STATED GOAL: Reproduce each line exactly, including spacing and punctuation.

GIVEN RECORDS:
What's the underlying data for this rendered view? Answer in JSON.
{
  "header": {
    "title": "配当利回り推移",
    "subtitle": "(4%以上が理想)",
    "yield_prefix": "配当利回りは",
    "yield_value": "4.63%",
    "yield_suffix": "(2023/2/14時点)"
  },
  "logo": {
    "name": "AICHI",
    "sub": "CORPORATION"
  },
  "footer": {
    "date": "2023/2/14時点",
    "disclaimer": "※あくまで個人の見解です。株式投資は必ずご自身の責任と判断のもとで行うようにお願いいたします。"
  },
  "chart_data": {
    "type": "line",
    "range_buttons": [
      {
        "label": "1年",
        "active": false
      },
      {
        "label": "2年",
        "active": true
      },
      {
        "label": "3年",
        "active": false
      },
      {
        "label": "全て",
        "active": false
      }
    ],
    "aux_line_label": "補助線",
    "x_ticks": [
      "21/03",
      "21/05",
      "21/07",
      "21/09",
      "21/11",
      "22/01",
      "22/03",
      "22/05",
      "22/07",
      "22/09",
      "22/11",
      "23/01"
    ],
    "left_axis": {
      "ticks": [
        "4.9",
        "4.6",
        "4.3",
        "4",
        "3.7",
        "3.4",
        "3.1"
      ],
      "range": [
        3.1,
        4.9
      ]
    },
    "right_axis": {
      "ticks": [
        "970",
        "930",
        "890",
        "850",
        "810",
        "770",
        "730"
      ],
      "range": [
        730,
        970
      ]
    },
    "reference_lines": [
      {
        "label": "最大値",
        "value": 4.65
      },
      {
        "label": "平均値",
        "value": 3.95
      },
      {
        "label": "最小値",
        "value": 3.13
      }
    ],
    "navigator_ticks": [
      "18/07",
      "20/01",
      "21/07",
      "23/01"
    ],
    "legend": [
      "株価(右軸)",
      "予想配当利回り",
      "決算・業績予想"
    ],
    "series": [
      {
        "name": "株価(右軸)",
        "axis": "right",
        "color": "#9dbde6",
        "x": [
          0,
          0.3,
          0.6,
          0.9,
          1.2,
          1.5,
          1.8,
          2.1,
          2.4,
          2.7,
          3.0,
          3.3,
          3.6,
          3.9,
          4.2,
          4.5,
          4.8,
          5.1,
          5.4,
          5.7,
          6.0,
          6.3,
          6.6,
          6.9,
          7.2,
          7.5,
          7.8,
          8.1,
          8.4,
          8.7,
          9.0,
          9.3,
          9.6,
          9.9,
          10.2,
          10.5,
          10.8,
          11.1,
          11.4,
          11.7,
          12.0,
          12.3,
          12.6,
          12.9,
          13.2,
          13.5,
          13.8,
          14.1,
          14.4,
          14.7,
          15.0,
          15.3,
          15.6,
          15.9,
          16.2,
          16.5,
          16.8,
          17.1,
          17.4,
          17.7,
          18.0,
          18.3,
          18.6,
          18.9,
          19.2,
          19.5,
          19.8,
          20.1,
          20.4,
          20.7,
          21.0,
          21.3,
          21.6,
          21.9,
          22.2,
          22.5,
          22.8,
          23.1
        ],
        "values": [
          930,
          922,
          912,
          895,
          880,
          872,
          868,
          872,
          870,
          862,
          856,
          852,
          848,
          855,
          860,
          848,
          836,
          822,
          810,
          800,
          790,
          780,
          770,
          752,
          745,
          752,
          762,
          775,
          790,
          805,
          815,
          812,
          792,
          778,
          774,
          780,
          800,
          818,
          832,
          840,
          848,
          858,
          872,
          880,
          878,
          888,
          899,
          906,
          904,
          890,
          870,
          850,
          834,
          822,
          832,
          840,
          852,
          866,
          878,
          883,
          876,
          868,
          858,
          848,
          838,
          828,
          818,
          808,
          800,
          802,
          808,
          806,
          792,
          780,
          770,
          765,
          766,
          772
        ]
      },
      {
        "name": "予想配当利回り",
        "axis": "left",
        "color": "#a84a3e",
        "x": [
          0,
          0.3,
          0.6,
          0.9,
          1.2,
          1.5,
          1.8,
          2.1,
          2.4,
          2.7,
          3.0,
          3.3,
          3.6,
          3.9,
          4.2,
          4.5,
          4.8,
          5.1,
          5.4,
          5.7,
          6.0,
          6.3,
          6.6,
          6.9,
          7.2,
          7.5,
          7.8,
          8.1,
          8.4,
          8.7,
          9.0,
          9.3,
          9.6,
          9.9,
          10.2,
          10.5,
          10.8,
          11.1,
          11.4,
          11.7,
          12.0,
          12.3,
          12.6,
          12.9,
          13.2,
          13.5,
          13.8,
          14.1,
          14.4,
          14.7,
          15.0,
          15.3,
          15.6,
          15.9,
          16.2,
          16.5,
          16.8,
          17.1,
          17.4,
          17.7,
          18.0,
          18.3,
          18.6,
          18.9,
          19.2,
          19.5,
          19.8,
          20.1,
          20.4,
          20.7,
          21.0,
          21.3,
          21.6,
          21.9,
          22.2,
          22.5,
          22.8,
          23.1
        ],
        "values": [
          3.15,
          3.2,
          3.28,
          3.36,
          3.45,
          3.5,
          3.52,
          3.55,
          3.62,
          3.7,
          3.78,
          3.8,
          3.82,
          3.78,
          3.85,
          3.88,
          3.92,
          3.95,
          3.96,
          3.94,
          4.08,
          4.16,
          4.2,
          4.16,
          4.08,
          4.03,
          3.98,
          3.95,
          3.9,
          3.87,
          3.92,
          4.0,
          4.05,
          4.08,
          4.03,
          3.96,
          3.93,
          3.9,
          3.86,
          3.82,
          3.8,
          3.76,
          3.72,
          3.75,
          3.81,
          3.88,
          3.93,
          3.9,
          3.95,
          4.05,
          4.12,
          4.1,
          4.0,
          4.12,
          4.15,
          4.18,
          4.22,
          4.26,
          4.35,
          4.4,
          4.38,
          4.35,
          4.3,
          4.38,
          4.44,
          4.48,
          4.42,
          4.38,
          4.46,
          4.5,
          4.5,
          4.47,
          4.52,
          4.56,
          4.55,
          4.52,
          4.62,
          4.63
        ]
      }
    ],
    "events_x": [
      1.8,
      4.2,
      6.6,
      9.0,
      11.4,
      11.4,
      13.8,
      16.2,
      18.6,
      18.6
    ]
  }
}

THE OUTPUT:
What's the underlying data for this rendered view? Answer in JSON.
{
  "header": {
    "title": "配当利回り推移",
    "subtitle": "(4%以上が理想)",
    "yield_prefix": "配当利回りは",
    "yield_value": "4.63%",
    "yield_suffix": "(2023/2/14時点)"
  },
  "logo": {
    "name": "AICHI",
    "sub": "CORPORATION"
  },
  "footer": {
    "date": "2023/2/14時点",
    "disclaimer": "※あくまで個人の見解です。株式投資は必ずご自身の責任と判断のもとで行うようにお願いいたします。"
  },
  "chart_data": {
    "type": "line",
    "range_buttons": [
      {
        "label": "1年",
        "active": false
      },
      {
        "label": "2年",
        "active": true
      },
      {
        "label": "3年",
        "active": false
      },
      {
        "label": "全て",
        "active": false
      }
    ],
    "aux_line_label": "補助線",
    "x_ticks": [
      "21/03",
      "21/05",
      "21/07",
      "21/09",
      "21/11",
      "22/01",
      "22/03",
      "22/05",
      "22/07",
      "22/09",
      "22/11",
      "23/01"
    ],
    "left_axis": {
      "ticks": [
        "4.9",
        "4.6",
        "4.3",
        "4",
        "3.7",
        "3.4",
        "3.1"
      ],
      "range": [
        3.1,
        4.9
      ]
    },
    "right_axis": {
      "ticks": [
        "970",
        "930",
        "890",
        "850",
        "810",
        "770",
        "730"
      ],
      "range": [
        730,
        970
      ]
    },
    "reference_lines": [
      {
        "label": "最大値",
        "value": 4.65
      },
      {
        "label": "平均値",
        "value": 3.95
      },
      {
        "label": "最小値",
        "value": 3.13
      }
    ],
    "navigator_ticks": [
      "18/07",
      "20/01",
      "21/07",
      "23/01"
    ],
    "legend": [
      "株価(右軸)",
      "予想配当利回り",
      "決算・業績予想"
    ],
    "series": [
      {
        "name": "株価(右軸)",
        "axis": "right",
        "color": "#9dbde6",
        "x": [
          0,
          0.3,
          0.6,
          0.9,
          1.2,
          1.5,
          1.8,
          2.1,
          2.4,
          2.7,
          3.0,
          3.3,
          3.6,
          3.9,
          4.2,
          4.5,
          4.8,
          5.1,
          5.4,
          5.7,
          6.0,
          6.3,
          6.6,
          6.9,
          7.2,
          7.5,
          7.8,
          8.1,
          8.4,
          8.7,
          9.0,
          9.3,
          9.6,
          9.9,
          10.2,
          10.5,
          10.8,
          11.1,
          11.4,
          11.7,
          12.0,
          12.3,
          12.6,
          12.9,
          13.2,
          13.5,
          13.8,
          14.1,
          14.4,
          14.7,
          15.0,
          15.3,
          15.6,
          15.9,
          16.2,
          16.5,
          16.8,
          17.1,
          17.4,
          17.7,
          18.0,
          18.3,
          18.6,
          18.9,
          19.2,
          19.5,
          19.8,
          20.1,
          20.4,
          20.7,
          21.0,
          21.3,
          21.6,
          21.9,
          22.2,
          22.5,
          22.8,
          23.1
        ],
        "values": [
          930,
          922,
          912,
          895,
          880,
          872,
          868,
          872,
          870,
          862,
          856,
          852,
          848,
          855,
          860,
          848,
          836,
          822,
          810,
          800,
          790,
          780,
          770,
          752,
          745,
          752,
          762,
          775,
          790,
          805,
          815,
          812,
          792,
          778,
          774,
          780,
          800,
          818,
          832,
          840,
          848,
          858,
          872,
          880,
          878,
          888,
          899,
          906,
          904,
          890,
          870,
          850,
          834,
          822,
          832,
          840,
          852,
          866,
          878,
          883,
          876,
          868,
          858,
          848,
          838,
          828,
          818,
          808,
          800,
          802,
          808,
          806,
          792,
          780,
          770,
          765,
          766,
          772
        ]
      },
      {
        "name": "予想配当利回り",
        "axis": "left",
        "color": "#a84a3e",
        "x": [
          0,
          0.3,
          0.6,
          0.9,
          1.2,
          1.5,
          1.8,
          2.1,
          2.4,
          2.7,
          3.0,
          3.3,
          3.6,
          3.9,
          4.2,
          4.5,
          4.8,
          5.1,
          5.4,
          5.7,
          6.0,
          6.3,
          6.6,
          6.9,
          7.2,
          7.5,
          7.8,
          8.1,
          8.4,
          8.7,
          9.0,
          9.3,
          9.6,
          9.9,
          10.2,
          10.5,
          10.8,
          11.1,
          11.4,
          11.7,
          12.0,
          12.3,
          12.6,
          12.9,
          13.2,
          13.5,
          13.8,
          14.1,
          14.4,
          14.7,
          15.0,
          15.3,
          15.6,
          15.9,
          16.2,
          16.5,
          16.8,
          17.1,
          17.4,
          17.7,
          18.0,
          18.3,
          18.6,
          18.9,
          19.2,
          19.5,
          19.8,
          20.1,
          20.4,
          20.7,
          21.0,
          21.3,
          21.6,
          21.9,
          22.2,
          22.5,
          22.8,
          23.1
        ],
        "values": [
          3.15,
          3.2,
          3.28,
          3.36,
          3.45,
          3.5,
          3.52,
          3.55,
          3.62,
          3.7,
          3.78,
          3.8,
          3.82,
          3.78,
          3.85,
          3.88,
          3.92,
          3.95,
          3.96,
          3.94,
          4.08,
          4.16,
          4.2,
          4.16,
          4.08,
          4.03,
          3.98,
          3.95,
          3.9,
          3.87,
          3.92,
          4.0,
          4.05,
          4.08,
          4.03,
          3.96,
          3.93,
          3.9,
          3.86,
          3.82,
          3.8,
          3.76,
          3.72,
          3.75,
          3.81,
          3.88,
          3.93,
          3.9,
          3.95,
          4.05,
          4.12,
          4.1,
          4.0,
          4.12,
          4.15,
          4.18,
          4.22,
          4.26,
          4.35,
          4.4,
          4.38,
          4.35,
          4.3,
          4.38,
          4.44,
          4.48,
          4.42,
          4.38,
          4.46,
          4.5,
          4.5,
          4.47,
          4.52,
          4.56,
          4.55,
          4.52,
          4.62,
          4.63
        ]
      }
    ],
    "events_x": [
      1.8,
      4.2,
      6.6,
      9.0,
      11.4,
      11.4,
      13.8,
      16.2,
      18.6,
      18.6
    ]
  }
}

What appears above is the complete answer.